* _SET TASK_:
From the data that follows, copy every line holding the string "biased".

** start of DATA TO USE **

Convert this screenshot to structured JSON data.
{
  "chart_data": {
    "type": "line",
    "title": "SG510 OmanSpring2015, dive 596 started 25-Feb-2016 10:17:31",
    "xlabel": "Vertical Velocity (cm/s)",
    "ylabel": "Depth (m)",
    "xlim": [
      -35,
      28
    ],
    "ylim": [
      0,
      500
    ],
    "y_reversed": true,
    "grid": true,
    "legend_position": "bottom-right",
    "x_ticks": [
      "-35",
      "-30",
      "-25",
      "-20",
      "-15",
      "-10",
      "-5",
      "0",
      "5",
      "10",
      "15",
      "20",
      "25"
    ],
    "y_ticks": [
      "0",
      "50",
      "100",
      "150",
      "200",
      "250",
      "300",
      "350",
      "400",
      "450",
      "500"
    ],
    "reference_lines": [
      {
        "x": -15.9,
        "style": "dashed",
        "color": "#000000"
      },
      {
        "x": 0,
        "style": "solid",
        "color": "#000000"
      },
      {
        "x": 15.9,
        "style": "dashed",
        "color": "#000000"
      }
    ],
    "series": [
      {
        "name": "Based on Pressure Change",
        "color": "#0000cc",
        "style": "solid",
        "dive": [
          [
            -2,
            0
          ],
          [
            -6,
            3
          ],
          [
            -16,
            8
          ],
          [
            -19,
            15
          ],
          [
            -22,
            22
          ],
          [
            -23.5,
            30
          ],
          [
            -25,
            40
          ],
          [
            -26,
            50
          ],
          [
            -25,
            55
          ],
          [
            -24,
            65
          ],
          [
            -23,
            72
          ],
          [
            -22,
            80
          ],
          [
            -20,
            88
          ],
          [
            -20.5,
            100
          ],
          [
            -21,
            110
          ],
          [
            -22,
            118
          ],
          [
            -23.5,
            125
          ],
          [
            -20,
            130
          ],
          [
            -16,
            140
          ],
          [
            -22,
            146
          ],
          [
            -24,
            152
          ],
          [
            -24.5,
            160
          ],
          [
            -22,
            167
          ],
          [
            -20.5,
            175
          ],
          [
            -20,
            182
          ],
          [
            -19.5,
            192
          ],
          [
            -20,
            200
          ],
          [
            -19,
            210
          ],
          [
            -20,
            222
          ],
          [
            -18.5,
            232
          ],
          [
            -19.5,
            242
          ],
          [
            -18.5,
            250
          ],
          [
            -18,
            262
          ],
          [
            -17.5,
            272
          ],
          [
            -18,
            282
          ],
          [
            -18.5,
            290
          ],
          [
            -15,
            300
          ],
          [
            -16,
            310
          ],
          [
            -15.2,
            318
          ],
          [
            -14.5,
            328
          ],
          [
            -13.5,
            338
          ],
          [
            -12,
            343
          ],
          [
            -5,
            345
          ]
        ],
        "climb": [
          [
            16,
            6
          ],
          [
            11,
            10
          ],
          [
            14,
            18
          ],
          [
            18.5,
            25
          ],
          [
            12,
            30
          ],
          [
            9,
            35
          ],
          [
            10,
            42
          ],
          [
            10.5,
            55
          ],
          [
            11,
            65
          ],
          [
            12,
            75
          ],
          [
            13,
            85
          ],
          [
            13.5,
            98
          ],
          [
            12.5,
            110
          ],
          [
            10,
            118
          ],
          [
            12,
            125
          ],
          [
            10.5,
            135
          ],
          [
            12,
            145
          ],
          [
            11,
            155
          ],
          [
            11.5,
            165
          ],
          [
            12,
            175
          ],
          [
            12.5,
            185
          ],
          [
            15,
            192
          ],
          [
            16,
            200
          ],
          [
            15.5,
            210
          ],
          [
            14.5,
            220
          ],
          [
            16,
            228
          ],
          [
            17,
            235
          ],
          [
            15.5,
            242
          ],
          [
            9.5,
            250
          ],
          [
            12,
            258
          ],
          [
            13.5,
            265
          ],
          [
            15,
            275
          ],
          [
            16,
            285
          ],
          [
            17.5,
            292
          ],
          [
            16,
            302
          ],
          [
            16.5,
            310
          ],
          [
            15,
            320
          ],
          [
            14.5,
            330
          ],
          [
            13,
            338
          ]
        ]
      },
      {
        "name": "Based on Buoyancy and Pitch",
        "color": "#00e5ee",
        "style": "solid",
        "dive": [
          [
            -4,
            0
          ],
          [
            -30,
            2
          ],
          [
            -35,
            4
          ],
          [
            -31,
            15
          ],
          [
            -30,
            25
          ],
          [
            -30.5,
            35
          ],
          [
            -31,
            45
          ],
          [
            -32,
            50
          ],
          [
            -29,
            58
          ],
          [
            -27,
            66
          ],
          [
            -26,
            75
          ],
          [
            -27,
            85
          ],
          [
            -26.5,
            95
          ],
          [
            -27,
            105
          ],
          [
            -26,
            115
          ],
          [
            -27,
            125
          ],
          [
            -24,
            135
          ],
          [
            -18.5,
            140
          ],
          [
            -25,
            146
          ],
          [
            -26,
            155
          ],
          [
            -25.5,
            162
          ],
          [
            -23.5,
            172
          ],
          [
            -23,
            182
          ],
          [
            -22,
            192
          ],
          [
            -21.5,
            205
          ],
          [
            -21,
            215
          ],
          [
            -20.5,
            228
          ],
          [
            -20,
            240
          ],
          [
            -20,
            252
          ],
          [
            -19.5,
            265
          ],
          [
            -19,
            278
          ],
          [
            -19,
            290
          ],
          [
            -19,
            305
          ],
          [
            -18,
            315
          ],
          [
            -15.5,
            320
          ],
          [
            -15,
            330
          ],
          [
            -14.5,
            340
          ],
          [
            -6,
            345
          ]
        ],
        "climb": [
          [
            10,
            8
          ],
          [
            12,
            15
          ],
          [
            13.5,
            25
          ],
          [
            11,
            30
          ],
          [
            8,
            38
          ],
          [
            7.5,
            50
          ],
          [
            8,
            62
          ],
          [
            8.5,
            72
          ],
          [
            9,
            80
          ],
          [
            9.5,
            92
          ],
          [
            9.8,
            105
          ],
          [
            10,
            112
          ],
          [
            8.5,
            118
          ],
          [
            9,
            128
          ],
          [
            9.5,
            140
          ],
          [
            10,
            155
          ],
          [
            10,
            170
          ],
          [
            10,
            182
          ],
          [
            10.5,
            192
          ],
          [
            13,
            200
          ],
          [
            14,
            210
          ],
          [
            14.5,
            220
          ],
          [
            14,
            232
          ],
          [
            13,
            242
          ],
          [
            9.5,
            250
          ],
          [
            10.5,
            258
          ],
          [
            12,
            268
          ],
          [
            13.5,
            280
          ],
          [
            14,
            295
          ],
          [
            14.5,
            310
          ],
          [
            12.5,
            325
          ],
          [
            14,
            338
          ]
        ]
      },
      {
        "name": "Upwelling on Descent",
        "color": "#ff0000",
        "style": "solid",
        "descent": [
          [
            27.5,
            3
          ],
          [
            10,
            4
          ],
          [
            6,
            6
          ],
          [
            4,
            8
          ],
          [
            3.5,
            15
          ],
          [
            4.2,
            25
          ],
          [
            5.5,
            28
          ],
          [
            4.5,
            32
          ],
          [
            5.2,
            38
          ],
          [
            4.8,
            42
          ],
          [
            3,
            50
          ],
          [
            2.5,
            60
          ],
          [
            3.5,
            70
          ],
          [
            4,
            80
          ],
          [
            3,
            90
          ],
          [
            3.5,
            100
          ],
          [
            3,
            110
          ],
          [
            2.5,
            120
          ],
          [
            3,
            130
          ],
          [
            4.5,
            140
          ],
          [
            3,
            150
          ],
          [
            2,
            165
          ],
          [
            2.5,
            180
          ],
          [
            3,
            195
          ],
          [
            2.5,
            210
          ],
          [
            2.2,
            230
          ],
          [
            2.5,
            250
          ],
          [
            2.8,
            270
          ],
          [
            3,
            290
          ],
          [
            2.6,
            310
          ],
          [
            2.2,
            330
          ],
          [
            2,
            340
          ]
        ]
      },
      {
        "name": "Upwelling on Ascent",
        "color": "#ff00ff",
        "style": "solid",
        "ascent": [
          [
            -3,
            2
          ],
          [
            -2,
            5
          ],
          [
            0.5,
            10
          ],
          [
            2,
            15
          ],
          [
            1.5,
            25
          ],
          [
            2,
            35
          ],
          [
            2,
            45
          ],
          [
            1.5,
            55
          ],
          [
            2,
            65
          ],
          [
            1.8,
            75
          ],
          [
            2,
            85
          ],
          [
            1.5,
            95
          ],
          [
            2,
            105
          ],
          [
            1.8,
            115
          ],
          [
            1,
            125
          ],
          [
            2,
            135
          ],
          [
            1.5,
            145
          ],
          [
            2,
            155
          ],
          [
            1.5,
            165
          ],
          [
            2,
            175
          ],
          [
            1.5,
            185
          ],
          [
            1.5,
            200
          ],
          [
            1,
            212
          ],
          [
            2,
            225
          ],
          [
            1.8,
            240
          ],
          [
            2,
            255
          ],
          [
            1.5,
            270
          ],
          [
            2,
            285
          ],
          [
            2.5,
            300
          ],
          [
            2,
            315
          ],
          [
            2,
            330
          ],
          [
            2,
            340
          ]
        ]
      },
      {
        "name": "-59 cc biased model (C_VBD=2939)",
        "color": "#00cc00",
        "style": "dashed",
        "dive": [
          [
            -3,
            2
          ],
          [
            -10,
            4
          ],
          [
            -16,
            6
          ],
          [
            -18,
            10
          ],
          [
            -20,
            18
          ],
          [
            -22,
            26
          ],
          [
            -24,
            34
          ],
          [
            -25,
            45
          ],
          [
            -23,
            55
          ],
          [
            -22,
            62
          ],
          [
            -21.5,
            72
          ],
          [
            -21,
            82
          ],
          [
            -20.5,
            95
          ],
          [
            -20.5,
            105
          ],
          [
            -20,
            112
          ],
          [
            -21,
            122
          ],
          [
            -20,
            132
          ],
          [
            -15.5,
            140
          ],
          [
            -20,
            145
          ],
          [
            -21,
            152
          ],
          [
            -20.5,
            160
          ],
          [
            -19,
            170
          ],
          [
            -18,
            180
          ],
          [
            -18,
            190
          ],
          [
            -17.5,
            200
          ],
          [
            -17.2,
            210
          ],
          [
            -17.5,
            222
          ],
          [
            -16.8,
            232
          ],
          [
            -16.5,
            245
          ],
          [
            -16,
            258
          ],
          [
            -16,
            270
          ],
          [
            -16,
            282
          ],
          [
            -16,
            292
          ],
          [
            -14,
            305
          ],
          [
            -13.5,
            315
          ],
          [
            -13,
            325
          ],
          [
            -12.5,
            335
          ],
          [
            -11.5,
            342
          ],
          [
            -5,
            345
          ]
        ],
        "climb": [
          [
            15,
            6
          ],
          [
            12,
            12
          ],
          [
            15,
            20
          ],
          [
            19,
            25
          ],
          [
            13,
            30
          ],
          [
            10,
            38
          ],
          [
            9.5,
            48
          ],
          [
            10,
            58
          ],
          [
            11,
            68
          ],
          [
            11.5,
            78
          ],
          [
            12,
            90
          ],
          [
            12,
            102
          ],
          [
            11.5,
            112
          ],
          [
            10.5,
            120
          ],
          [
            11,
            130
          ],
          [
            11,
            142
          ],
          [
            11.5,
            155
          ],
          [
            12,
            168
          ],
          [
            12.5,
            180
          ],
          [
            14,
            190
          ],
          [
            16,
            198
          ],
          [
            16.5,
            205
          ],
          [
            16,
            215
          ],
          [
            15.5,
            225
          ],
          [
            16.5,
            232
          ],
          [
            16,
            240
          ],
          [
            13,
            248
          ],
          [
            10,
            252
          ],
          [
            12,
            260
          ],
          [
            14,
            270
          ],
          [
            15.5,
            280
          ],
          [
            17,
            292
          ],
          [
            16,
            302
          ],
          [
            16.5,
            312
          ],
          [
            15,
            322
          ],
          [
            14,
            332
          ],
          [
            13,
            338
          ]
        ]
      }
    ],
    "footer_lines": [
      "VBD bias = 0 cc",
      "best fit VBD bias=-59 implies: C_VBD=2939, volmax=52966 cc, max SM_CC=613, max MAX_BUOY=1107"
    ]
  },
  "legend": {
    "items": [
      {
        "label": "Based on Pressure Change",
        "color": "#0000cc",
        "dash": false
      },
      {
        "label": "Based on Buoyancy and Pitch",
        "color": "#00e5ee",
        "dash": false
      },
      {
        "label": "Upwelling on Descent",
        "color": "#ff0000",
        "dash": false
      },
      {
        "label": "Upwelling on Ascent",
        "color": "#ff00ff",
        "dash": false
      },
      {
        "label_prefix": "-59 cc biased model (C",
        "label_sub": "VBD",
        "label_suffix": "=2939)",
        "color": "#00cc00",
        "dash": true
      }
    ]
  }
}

** end of DATA TO USE **

* _TASK ANSWER_:
        "name": "-59 cc biased model (C_VBD=2939)",
        "label_prefix": "-59 cc biased model (C",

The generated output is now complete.